-- Brano proposto --
^^^^

Ma Flash gode di alcuni momenti di grande impatto nel film ed è a dir poco fondamentale nella riuscita di entrambi i (folli) piani della neonata League per sventare l’invasione di Steppenwolf (la resurrezione di Supes e il piano finale).
L’umorismo di Barry assume quindi una prospettiva nuova, si rimarca il suo bisogno di essere circondato da amici e il suo atteggiamento umoristico diventa una maschera che copre delle forti insicurezze.
Ma il velocista scarlatto, in questa Snyder Cut, è certamente molto più ardimentoso e “capace”, finendo per avere solo un paio di momenti un po’ bassini e riprendendosi alla grande.
Up, Up and Away: Supes, Bats e Aquaman
Anche i nostri “pezzi grossi” del film guadagnano punti, anche se in modo diverso.
Per quanto riguarda il beniamino di casa DC, Superman, nonostante trascorra parecchio tempo prima di vederlo entrare in scena (passano quasi tre ore), bisogna ammettere che il suo impatto è notevole.

^^^^

-- Compiti da svolgere --
• a. Rispondi alle domande seguenti sul brano dedicato alla Snyder Cut.
(i) Di chi è l'invasione che la neonata League cerca di sventare?
(ii) Che cosa diventa l'atteggiamento umoristico di Barry?
(iii) Quanto tempo passa prima che Superman entri in scena?
• b. Cita dal brano dedicato alla Snyder Cut il tratto che va da "Up, Up and Away: Supes, Bats" a "impatto è notevole.".
• c. Prosegui il brano dedicato alla Snyder Cut scrivendo ciò che segue l'ultima frase riportata.

-- Elenco dei dati --
^^^^

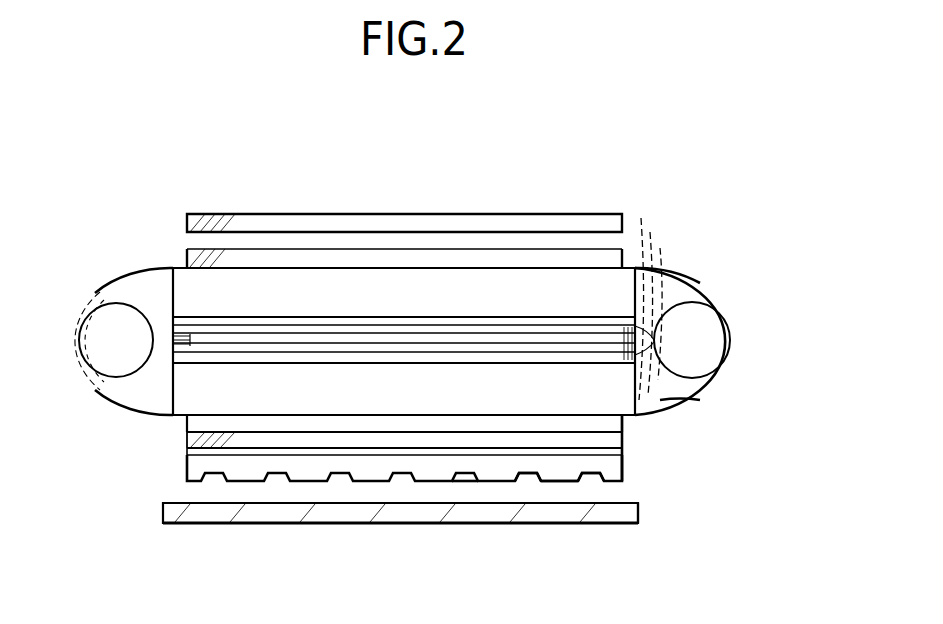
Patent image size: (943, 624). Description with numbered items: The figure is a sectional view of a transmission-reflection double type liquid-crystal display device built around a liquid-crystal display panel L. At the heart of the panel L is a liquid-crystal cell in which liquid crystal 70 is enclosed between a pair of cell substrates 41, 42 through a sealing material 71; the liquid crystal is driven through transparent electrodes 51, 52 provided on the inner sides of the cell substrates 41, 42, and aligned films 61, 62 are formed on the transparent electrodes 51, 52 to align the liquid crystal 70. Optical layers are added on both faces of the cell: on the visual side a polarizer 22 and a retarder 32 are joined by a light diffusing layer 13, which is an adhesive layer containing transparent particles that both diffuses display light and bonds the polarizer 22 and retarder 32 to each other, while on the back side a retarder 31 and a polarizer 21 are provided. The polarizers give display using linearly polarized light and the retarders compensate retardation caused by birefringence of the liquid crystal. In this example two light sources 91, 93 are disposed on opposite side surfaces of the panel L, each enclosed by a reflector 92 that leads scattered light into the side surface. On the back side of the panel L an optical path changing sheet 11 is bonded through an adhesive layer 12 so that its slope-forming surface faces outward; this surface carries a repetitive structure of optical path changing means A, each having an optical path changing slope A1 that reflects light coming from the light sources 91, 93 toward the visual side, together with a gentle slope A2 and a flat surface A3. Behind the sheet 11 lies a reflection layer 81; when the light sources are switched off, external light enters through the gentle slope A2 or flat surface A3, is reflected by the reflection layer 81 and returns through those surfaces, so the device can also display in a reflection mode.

The liquid-crystal display panel L is at (746, 218).
The reflector 92 is at (105, 282).
The light source 91 is at (107, 372).
The light source 93 is at (720, 333).
The polarizer 22 is at (495, 231).
The light diffusing layer 13 is at (548, 243).
The retarder 32 is at (596, 228).
The liquid crystal 70 is at (448, 305).
The transparent electrode 51 is at (650, 423).
The cell substrate 41 is at (668, 449).
The retarder 31 is at (665, 471).
The polarizer 21 is at (665, 497).
The adhesive layer 12 is at (650, 494).
The optical path changing sheet 11 is at (640, 526).
The reflection layer 81 is at (398, 526).
The cell substrate 42 is at (659, 294).
The transparent electrode 52 is at (659, 236).
The aligned film 62 is at (668, 256).
The sealing material 71 is at (688, 281).
The aligned film 61 is at (682, 404).
The optical path changing means A is at (464, 494).
The optical path changing slope A1 is at (530, 484).
The gentle slope A2 is at (602, 484).
The flat surface A3 is at (572, 500).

^^^^

-- Risposte in ordine --
• a.
(i) Di Steppenwolf.
(ii) Una maschera che copre delle forti insicurezze.
(iii) Quasi tre ore.

• b.
Up, Up and Away: Supes, Bats e Aquaman
Anche i nostri “pezzi grossi” del film guadagnano punti, anche se in modo diverso.
Per quanto riguarda il beniamino di casa DC, Superman, nonostante trascorra parecchio tempo prima di vederlo entrare in scena (passano quasi tre ore), bisogna ammettere che il suo impatto è notevole.

• c.
Le scene chiave restano nel nuovo montaggio ma si aggiungono molti particolari che ce lo fanno apparire assolutamente più coerente e consapevole del suo ruolo, non più mascotte dei più giovani e rassicurante eroe che trasmette una sensazione di sicurezza assoluta. Supes è forte, minaccioso, inarrestabile e non ci sono baffi ricoperti alla meno peggio. Scusate, è più forte di me.
Il costume nero che tanto ci ha fatto sognare non è particolarmente fondamentale, anzi, credo sia piuttosto didascalico nell’esprimere lo status dell’eroe che torna dalla tomba e che deve salvare la situazione e l’effetto scenico è meno impattante di quello che avrei immaginato.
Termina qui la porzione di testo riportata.